### Available data
/---

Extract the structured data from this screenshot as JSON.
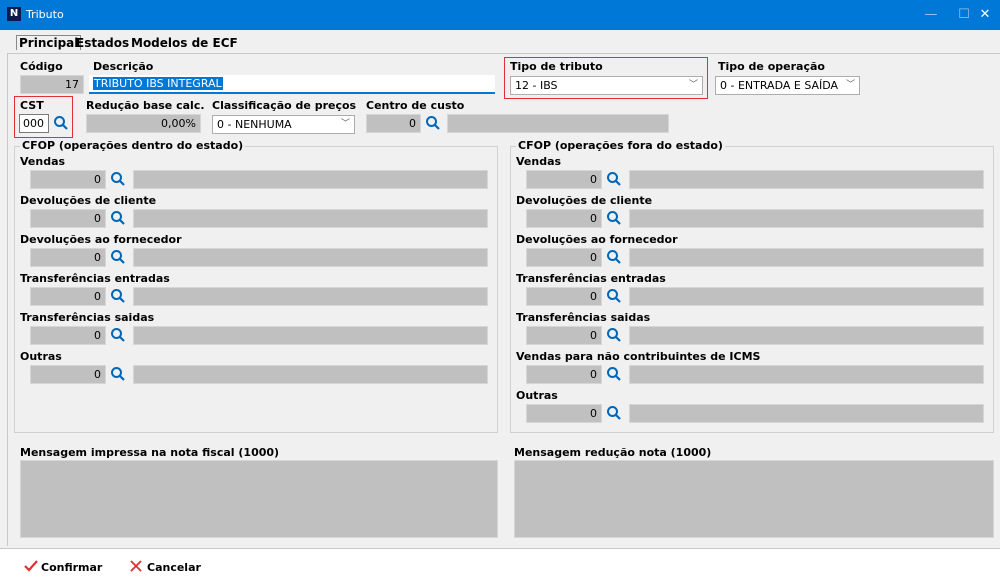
{
  "window": {
    "title": "Tributo",
    "minimize": "—",
    "maximize": "☐",
    "close": "✕"
  },
  "tabs": [
    "Principal",
    "Estados",
    "Modelos de ECF"
  ],
  "top": {
    "codigo_label": "Código",
    "codigo_value": "17",
    "descricao_label": "Descrição",
    "descricao_value": "TRIBUTO IBS INTEGRAL",
    "tipo_tributo_label": "Tipo de tributo",
    "tipo_tributo_value": "12 - IBS",
    "tipo_operacao_label": "Tipo de operação",
    "tipo_operacao_value": "0 - ENTRADA E SAÍDA",
    "cst_label": "CST",
    "cst_value": "000",
    "reducao_label": "Redução base calc.",
    "reducao_value": "0,00%",
    "classificacao_label": "Classificação de preços",
    "classificacao_value": "0 - NENHUMA",
    "centro_label": "Centro de custo",
    "centro_value": "0"
  },
  "cfop_dentro": {
    "title": "CFOP (operações dentro do estado)",
    "rows": [
      {
        "label": "Vendas",
        "value": "0"
      },
      {
        "label": "Devoluções de cliente",
        "value": "0"
      },
      {
        "label": "Devoluções ao fornecedor",
        "value": "0"
      },
      {
        "label": "Transferências entradas",
        "value": "0"
      },
      {
        "label": "Transferências saidas",
        "value": "0"
      },
      {
        "label": "Outras",
        "value": "0"
      }
    ]
  },
  "cfop_fora": {
    "title": "CFOP (operações fora do estado)",
    "rows": [
      {
        "label": "Vendas",
        "value": "0"
      },
      {
        "label": "Devoluções de cliente",
        "value": "0"
      },
      {
        "label": "Devoluções ao fornecedor",
        "value": "0"
      },
      {
        "label": "Transferências entradas",
        "value": "0"
      },
      {
        "label": "Transferências saidas",
        "value": "0"
      },
      {
        "label": "Vendas para não contribuintes de ICMS",
        "value": "0"
      },
      {
        "label": "Outras",
        "value": "0"
      }
    ]
  },
  "mensagem_nota": "Mensagem impressa na nota fiscal (1000)",
  "mensagem_reducao": "Mensagem redução nota (1000)",
  "buttons": {
    "confirmar": "Confirmar",
    "cancelar": "Cancelar"
  },
  "colors": {
    "accent": "#0078d7",
    "highlight_border": "#e0303a",
    "confirm_icon": "#e03030",
    "cancel_icon": "#e03030"
  }
}
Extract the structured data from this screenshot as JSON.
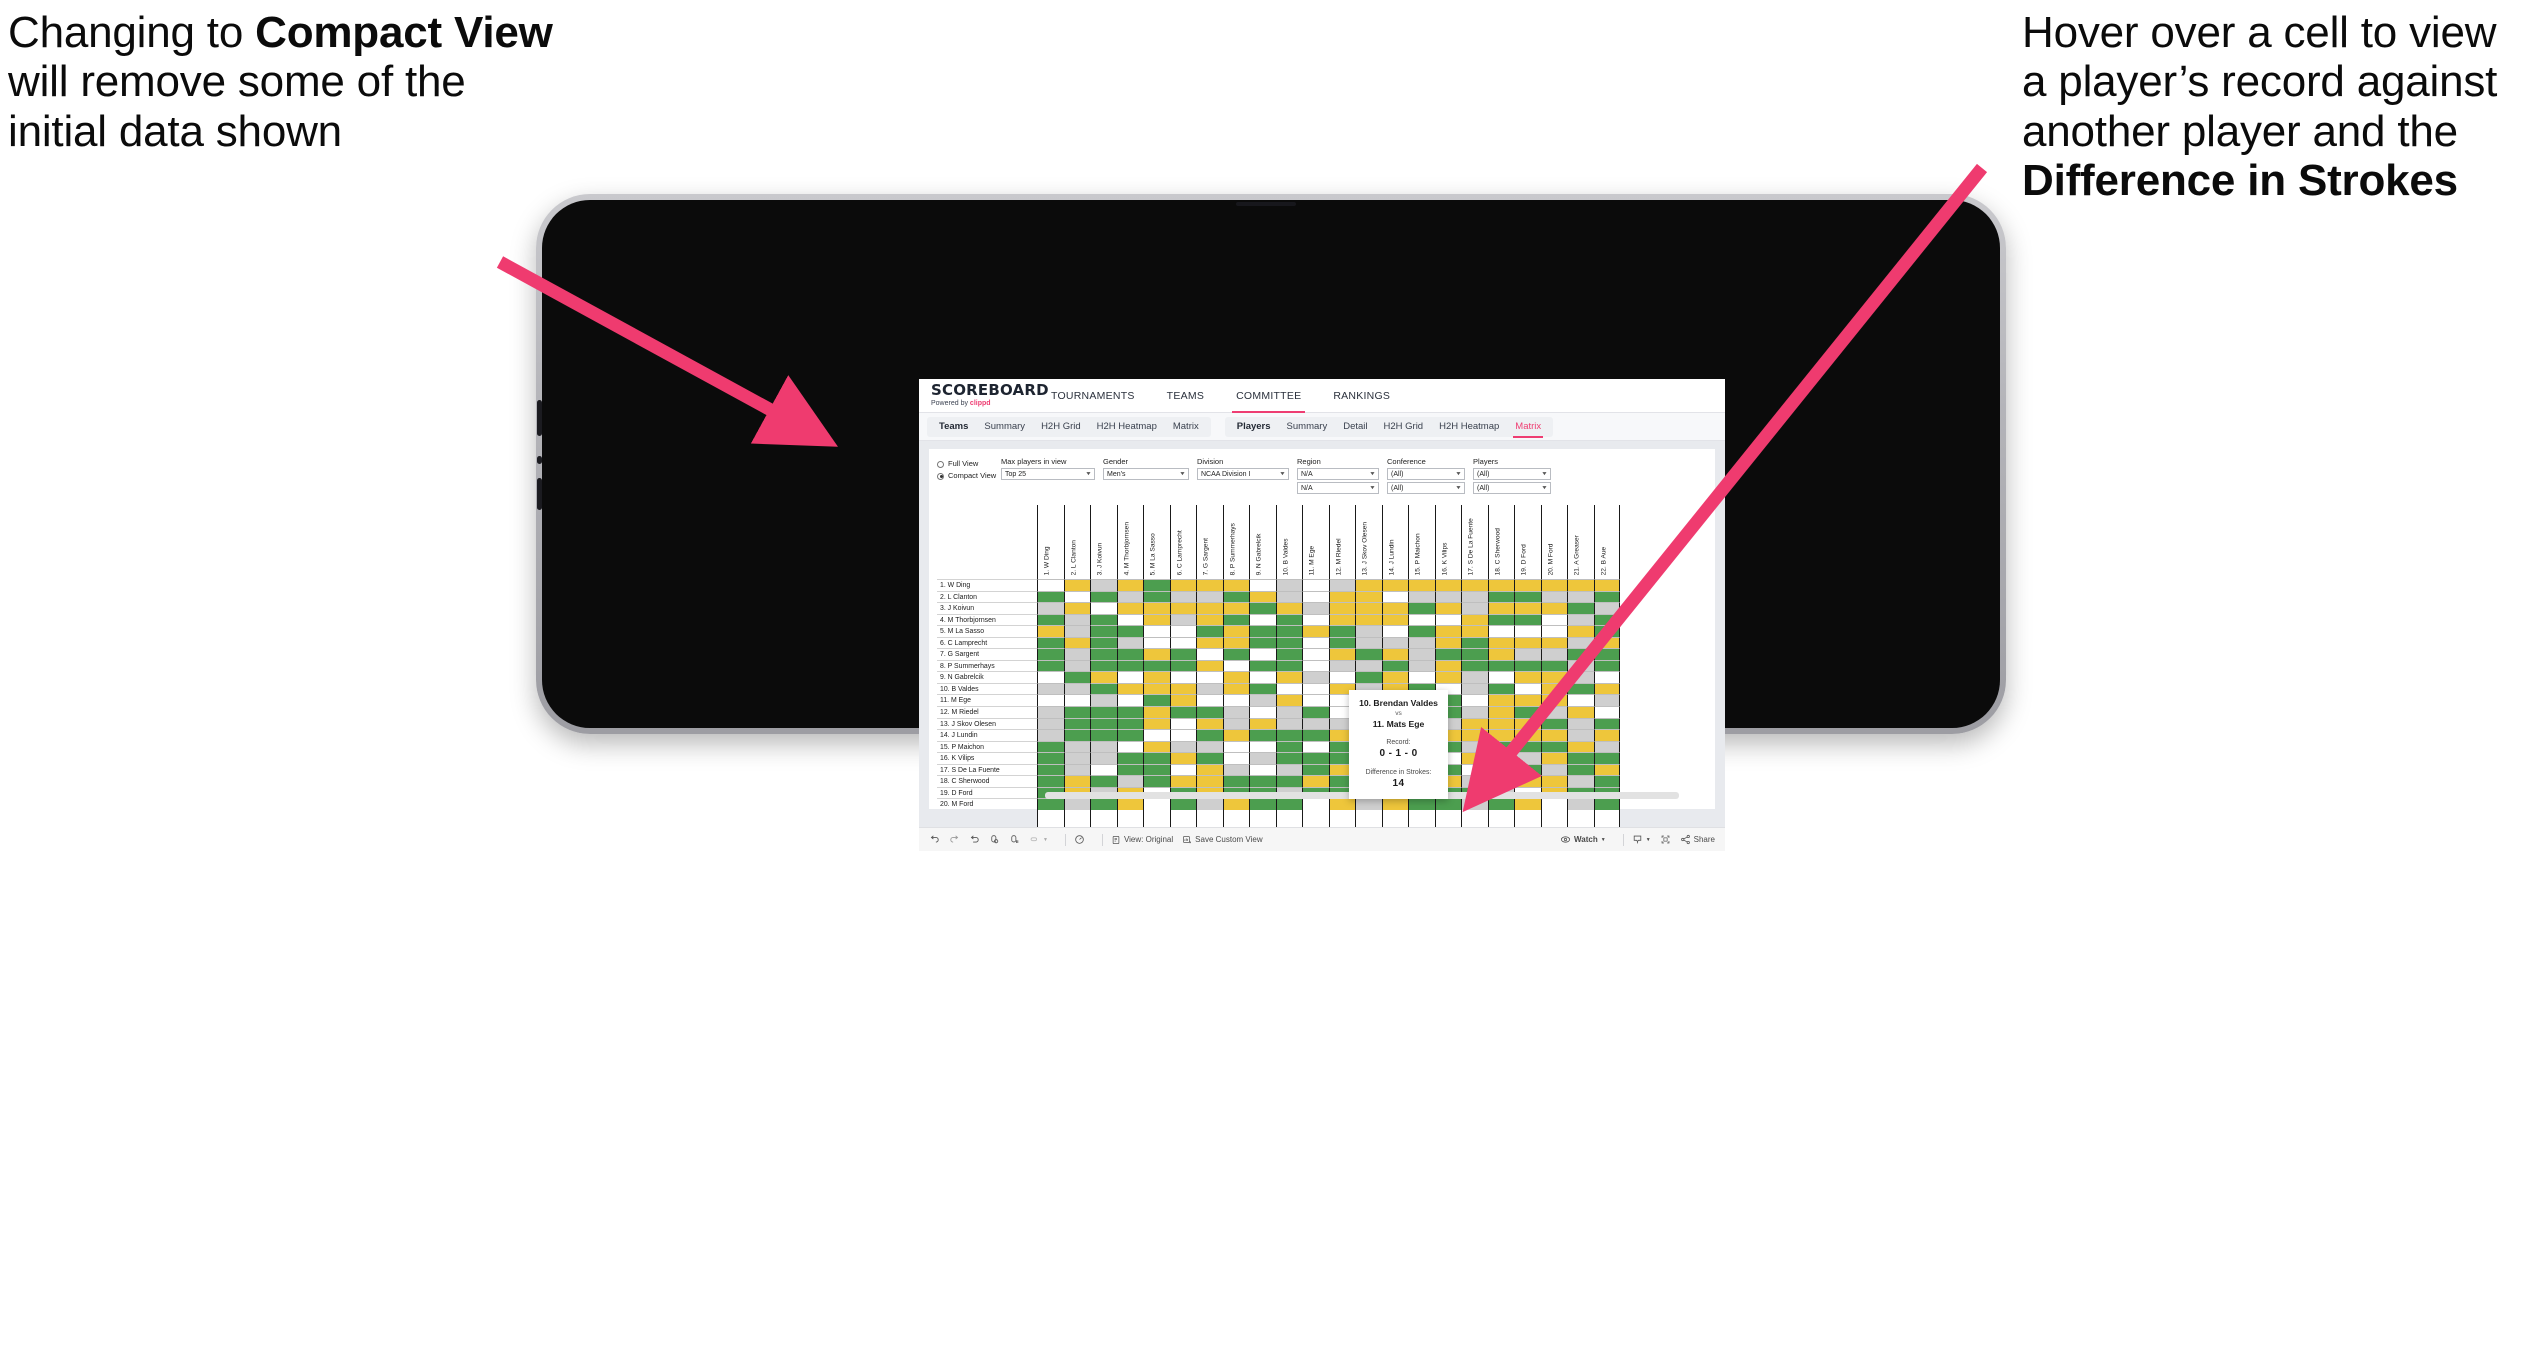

\---

### Problem
Copy the records exactly. Skip the pictures.

### Completed exercise
Extract the structured data from this screenshot as JSON.
{
  "window": {
    "title": "Tributo",
    "minimize": "—",
    "maximize": "☐",
    "close": "✕"
  },
  "tabs": [
    "Principal",
    "Estados",
    "Modelos de ECF"
  ],
  "top": {
    "codigo_label": "Código",
    "codigo_value": "17",
    "descricao_label": "Descrição",
    "descricao_value": "TRIBUTO IBS INTEGRAL",
    "tipo_tributo_label": "Tipo de tributo",
    "tipo_tributo_value": "12 - IBS",
    "tipo_operacao_label": "Tipo de operação",
    "tipo_operacao_value": "0 - ENTRADA E SAÍDA",
    "cst_label": "CST",
    "cst_value": "000",
    "reducao_label": "Redução base calc.",
    "reducao_value": "0,00%",
    "classificacao_label": "Classificação de preços",
    "classificacao_value": "0 - NENHUMA",
    "centro_label": "Centro de custo",
    "centro_value": "0"
  },
  "cfop_dentro": {
    "title": "CFOP (operações dentro do estado)",
    "rows": [
      {
        "label": "Vendas",
        "value": "0"
      },
      {
        "label": "Devoluções de cliente",
        "value": "0"
      },
      {
        "label": "Devoluções ao fornecedor",
        "value": "0"
      },
      {
        "label": "Transferências entradas",
        "value": "0"
      },
      {
        "label": "Transferências saidas",
        "value": "0"
      },
      {
        "label": "Outras",
        "value": "0"
      }
    ]
  },
  "cfop_fora": {
    "title": "CFOP (operações fora do estado)",
    "rows": [
      {
        "label": "Vendas",
        "value": "0"
      },
      {
        "label": "Devoluções de cliente",
        "value": "0"
      },
      {
        "label": "Devoluções ao fornecedor",
        "value": "0"
      },
      {
        "label": "Transferências entradas",
        "value": "0"
      },
      {
        "label": "Transferências saidas",
        "value": "0"
      },
      {
        "label": "Vendas para não contribuintes de ICMS",
        "value": "0"
      },
      {
        "label": "Outras",
        "value": "0"
      }
    ]
  },
  "mensagem_nota": "Mensagem impressa na nota fiscal (1000)",
  "mensagem_reducao": "Mensagem redução nota (1000)",
  "buttons": {
    "confirmar": "Confirmar",
    "cancelar": "Cancelar"
  },
  "colors": {
    "accent": "#0078d7",
    "highlight_border": "#e0303a",
    "confirm_icon": "#e03030",
    "cancel_icon": "#e03030"
  }
}
Extract the structured data from this screenshot as JSON.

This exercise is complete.